WHAT IS NEEDED
Report how many lines contain the word "строка" in the listing that follows. Give nothing besides the number.

BEGIN TASK INPUTS

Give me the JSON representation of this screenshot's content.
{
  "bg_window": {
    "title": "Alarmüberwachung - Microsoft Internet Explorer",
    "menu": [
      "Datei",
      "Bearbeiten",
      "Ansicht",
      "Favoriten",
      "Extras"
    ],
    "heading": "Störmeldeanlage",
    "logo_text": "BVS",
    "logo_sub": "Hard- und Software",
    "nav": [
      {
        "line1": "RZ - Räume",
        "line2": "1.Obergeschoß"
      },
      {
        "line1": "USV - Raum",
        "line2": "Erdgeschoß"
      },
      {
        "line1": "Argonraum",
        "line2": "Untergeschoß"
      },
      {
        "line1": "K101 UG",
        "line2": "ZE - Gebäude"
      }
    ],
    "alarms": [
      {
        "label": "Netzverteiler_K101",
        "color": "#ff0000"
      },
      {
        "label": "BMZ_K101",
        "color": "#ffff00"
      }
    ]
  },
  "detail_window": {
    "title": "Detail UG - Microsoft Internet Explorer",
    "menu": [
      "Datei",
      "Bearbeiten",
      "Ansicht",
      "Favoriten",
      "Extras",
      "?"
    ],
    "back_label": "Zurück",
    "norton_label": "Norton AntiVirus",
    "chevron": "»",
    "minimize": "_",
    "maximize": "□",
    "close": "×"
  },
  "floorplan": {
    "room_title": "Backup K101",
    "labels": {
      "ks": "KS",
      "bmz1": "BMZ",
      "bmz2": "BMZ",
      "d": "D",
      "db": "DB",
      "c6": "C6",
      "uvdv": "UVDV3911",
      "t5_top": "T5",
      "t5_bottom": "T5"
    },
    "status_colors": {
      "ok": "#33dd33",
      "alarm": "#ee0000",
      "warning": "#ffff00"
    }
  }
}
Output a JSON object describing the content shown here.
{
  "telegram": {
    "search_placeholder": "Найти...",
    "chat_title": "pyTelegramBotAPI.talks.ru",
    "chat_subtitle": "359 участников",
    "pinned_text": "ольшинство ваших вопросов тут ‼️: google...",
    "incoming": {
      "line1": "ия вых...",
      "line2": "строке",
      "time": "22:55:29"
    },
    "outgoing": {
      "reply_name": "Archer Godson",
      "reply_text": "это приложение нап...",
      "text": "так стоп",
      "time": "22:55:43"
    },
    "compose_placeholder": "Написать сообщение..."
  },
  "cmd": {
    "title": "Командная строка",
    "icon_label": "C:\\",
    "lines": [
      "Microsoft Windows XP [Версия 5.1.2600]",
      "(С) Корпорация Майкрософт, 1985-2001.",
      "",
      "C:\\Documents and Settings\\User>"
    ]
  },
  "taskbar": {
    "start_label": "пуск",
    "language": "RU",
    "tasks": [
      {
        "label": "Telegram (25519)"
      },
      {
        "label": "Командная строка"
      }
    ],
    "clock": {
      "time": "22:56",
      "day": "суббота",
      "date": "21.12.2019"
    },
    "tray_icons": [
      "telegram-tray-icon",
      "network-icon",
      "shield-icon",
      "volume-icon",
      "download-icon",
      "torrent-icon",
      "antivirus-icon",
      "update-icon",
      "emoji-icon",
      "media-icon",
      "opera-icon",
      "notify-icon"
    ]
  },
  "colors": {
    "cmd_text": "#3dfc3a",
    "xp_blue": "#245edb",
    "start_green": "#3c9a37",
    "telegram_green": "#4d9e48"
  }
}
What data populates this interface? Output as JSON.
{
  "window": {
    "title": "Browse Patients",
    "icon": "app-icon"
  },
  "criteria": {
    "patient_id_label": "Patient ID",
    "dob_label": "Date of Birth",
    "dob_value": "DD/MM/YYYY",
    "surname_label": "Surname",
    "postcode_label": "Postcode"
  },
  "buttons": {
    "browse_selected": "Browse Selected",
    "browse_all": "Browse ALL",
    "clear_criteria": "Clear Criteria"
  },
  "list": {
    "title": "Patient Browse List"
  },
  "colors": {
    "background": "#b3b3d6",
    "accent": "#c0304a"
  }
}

END TASK INPUTS

SOLUTION FOR THIS TASK
2